INSTRUCTIONS TO FOLLOW
Copy each line of the data below exactly, leaving out pictures.

— START OF DATA PROVIDED —

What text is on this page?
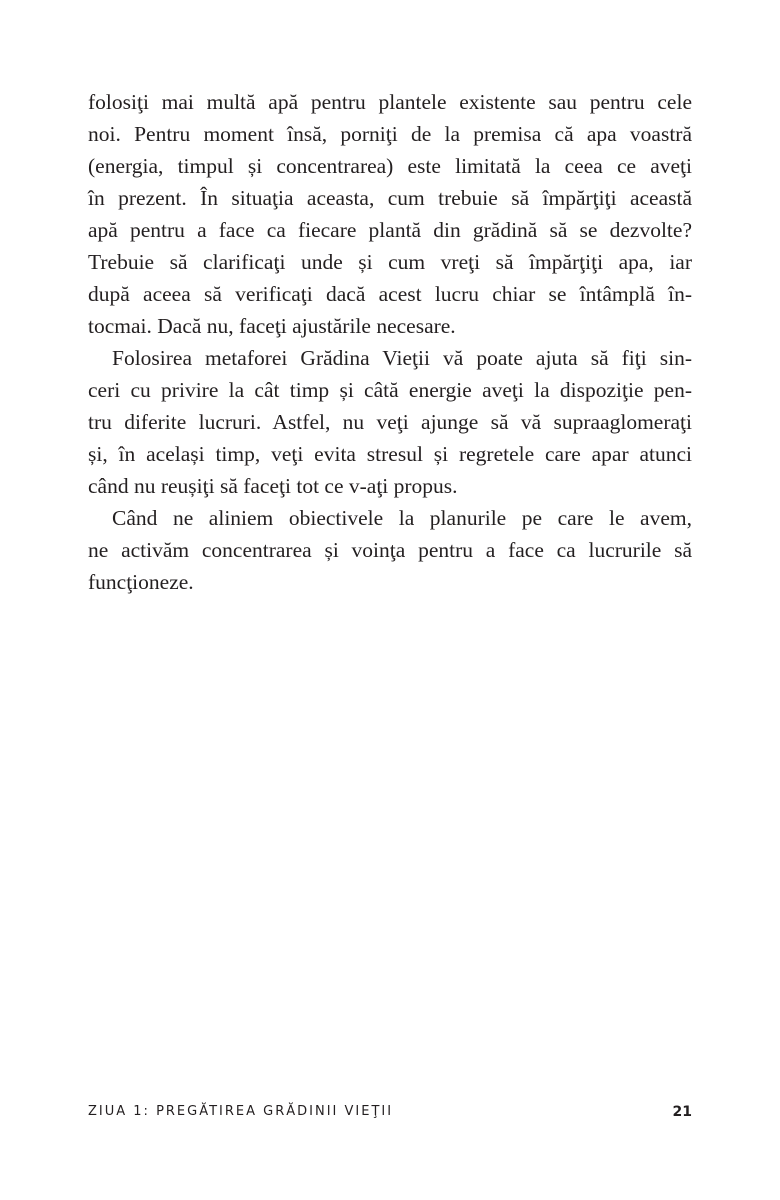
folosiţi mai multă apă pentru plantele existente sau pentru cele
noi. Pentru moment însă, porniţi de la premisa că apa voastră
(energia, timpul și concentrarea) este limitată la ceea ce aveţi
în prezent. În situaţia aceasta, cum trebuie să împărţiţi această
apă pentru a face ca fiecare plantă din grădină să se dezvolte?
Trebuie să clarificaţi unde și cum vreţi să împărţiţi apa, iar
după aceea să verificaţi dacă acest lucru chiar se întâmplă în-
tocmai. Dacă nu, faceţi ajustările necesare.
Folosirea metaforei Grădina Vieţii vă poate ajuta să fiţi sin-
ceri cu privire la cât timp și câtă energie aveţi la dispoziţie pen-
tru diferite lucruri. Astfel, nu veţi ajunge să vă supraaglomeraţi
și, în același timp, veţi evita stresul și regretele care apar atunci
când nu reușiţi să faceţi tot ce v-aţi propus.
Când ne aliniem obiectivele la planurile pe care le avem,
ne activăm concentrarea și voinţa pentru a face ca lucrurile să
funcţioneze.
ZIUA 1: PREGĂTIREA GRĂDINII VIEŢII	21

— END OF DATA PROVIDED —

FULL ANSWER
What text is on this page?
folosiţi mai multă apă pentru plantele existente sau pentru cele
noi. Pentru moment însă, porniţi de la premisa că apa voastră
(energia, timpul și concentrarea) este limitată la ceea ce aveţi
în prezent. În situaţia aceasta, cum trebuie să împărţiţi această
apă pentru a face ca fiecare plantă din grădină să se dezvolte?
Trebuie să clarificaţi unde și cum vreţi să împărţiţi apa, iar
după aceea să verificaţi dacă acest lucru chiar se întâmplă în-
tocmai. Dacă nu, faceţi ajustările necesare.
Folosirea metaforei Grădina Vieţii vă poate ajuta să fiţi sin-
ceri cu privire la cât timp și câtă energie aveţi la dispoziţie pen-
tru diferite lucruri. Astfel, nu veţi ajunge să vă supraaglomeraţi
și, în același timp, veţi evita stresul și regretele care apar atunci
când nu reușiţi să faceţi tot ce v-aţi propus.
Când ne aliniem obiectivele la planurile pe care le avem,
ne activăm concentrarea și voinţa pentru a face ca lucrurile să
funcţioneze.
ZIUA 1: PREGĂTIREA GRĂDINII VIEŢII	21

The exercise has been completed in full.